**TO BE DONE**:
All lines in the data bearing the string "list" should be identified and copied.

**PROVIDED DATA**:
------------

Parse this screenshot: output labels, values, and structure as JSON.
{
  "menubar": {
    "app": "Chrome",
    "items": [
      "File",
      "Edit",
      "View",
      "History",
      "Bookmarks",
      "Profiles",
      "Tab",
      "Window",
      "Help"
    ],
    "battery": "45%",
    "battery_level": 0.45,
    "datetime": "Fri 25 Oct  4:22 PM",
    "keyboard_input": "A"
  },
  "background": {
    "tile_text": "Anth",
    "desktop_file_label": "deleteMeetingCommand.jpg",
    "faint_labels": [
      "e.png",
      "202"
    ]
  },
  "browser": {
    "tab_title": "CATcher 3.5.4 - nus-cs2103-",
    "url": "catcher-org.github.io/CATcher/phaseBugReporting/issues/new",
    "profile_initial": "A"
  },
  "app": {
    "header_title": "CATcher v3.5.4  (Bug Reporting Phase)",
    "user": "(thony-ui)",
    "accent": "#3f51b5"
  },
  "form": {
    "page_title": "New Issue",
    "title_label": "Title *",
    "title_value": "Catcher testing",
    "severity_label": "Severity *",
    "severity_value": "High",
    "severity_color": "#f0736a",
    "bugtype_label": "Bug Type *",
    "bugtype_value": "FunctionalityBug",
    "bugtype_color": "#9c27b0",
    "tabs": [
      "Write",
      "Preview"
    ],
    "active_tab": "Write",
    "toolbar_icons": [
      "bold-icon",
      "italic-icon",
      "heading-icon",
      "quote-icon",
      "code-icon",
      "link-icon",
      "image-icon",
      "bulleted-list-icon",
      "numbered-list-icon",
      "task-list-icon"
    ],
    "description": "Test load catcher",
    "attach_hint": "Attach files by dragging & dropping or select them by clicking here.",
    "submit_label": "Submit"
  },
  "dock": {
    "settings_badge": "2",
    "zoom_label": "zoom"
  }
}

------------

**RESULT OF THE EXERCISE**:
      "bulleted-list-icon",
      "numbered-list-icon",
      "task-list-icon"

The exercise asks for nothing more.